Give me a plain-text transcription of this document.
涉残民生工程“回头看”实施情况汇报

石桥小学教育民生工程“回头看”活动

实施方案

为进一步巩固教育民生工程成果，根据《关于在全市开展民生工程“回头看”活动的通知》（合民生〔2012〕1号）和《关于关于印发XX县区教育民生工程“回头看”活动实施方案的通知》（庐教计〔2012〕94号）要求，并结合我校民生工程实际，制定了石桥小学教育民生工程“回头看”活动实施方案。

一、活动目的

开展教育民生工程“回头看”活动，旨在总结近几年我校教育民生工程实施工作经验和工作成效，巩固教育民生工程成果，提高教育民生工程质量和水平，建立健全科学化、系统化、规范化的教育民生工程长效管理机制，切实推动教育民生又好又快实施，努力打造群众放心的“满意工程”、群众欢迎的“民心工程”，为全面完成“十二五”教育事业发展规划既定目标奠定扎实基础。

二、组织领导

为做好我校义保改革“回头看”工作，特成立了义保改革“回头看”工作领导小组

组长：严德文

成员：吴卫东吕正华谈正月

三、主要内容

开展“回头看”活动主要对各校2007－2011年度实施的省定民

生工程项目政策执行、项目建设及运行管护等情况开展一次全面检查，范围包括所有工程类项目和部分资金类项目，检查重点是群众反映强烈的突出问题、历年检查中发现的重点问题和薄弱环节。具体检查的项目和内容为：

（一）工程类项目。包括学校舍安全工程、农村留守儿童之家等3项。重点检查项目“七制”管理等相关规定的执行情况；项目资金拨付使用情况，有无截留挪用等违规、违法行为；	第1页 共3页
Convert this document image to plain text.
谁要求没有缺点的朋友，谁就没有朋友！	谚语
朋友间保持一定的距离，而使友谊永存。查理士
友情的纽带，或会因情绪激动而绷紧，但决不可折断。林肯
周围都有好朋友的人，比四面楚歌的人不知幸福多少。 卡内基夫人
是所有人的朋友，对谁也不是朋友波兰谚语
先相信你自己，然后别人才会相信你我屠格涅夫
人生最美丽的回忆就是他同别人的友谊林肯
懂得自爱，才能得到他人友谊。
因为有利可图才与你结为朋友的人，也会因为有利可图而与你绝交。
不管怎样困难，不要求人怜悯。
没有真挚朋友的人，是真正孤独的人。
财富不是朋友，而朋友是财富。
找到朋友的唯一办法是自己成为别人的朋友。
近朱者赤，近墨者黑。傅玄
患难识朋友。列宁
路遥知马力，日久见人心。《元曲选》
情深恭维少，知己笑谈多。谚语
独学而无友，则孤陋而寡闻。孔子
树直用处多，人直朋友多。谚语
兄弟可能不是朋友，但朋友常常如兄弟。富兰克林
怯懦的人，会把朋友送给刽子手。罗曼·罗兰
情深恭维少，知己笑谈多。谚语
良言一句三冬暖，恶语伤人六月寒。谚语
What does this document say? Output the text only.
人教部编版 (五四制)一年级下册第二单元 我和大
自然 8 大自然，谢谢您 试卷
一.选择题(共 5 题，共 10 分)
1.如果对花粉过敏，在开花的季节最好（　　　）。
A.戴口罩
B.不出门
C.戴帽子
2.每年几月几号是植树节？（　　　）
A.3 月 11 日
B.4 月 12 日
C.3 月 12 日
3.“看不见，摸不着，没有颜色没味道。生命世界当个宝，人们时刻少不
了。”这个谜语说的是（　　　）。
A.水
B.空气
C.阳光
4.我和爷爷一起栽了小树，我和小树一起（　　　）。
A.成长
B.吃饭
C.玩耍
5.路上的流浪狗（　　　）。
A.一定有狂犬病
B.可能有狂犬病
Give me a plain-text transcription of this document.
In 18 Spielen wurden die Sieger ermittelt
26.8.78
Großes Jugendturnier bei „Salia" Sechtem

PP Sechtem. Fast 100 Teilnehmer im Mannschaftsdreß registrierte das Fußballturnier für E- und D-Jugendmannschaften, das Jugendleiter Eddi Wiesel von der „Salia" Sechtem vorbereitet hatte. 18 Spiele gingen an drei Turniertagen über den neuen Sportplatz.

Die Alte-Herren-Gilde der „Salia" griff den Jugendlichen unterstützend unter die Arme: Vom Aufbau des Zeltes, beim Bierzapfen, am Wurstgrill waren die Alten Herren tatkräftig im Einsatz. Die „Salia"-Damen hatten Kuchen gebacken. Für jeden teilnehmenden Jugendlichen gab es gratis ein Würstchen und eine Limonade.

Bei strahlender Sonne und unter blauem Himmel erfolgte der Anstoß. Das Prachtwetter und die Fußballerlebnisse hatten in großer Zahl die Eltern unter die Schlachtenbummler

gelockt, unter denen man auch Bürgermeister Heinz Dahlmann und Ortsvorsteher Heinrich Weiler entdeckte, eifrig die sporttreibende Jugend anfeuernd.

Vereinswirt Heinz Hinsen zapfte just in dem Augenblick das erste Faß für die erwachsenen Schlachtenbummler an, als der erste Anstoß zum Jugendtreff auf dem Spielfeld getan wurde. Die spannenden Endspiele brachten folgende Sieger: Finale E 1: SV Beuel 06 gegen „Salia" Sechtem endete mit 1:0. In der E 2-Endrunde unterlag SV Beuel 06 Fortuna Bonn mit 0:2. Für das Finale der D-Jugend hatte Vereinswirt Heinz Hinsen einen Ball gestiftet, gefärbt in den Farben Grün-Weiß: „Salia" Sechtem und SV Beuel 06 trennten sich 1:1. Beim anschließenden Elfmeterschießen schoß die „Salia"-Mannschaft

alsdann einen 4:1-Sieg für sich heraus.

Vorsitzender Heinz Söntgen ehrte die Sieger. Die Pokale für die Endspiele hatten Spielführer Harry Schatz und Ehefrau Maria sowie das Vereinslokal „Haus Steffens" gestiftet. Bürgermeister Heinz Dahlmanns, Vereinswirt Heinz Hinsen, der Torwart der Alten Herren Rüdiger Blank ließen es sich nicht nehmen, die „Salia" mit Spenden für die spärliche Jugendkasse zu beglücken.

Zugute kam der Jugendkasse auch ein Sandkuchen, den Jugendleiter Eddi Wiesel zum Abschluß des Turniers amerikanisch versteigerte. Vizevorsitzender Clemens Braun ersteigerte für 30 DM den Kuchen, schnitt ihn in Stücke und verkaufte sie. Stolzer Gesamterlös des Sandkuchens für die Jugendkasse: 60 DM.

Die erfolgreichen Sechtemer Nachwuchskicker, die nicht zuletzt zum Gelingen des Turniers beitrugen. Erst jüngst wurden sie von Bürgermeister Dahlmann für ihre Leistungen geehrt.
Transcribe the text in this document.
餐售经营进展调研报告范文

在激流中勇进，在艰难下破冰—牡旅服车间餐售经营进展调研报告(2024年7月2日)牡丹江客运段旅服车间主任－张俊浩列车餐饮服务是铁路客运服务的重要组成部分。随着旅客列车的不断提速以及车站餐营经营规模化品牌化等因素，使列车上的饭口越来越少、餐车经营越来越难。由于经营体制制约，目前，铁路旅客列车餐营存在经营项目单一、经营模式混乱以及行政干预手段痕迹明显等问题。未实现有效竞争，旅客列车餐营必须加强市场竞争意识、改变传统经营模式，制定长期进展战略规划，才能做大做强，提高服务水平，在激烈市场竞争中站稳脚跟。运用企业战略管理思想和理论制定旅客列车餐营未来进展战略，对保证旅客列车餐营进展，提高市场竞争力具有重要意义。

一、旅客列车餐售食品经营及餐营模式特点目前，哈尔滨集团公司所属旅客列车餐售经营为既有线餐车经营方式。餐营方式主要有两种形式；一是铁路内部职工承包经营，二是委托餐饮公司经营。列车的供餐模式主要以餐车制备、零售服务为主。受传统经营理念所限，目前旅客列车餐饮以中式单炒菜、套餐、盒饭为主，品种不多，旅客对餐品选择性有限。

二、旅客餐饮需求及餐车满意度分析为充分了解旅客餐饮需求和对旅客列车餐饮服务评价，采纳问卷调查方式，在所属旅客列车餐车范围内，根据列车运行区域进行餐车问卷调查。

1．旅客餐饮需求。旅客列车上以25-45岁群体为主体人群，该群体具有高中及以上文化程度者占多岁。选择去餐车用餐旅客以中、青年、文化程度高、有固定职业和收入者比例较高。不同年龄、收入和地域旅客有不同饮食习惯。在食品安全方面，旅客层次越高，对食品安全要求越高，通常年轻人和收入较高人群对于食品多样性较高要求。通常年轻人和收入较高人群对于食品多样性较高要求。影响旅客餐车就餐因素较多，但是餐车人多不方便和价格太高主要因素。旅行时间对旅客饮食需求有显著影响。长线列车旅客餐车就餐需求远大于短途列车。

TASK
Within the data above, pick out all lines holding the word "document".

SOLUTION TO THE EXERCISE
Give me a plain-text transcription of this document.
Convert this document image to plain text.
What does this document say? Output the text only.
Give me a plain-text transcription of this document.
Transcribe the text in this document.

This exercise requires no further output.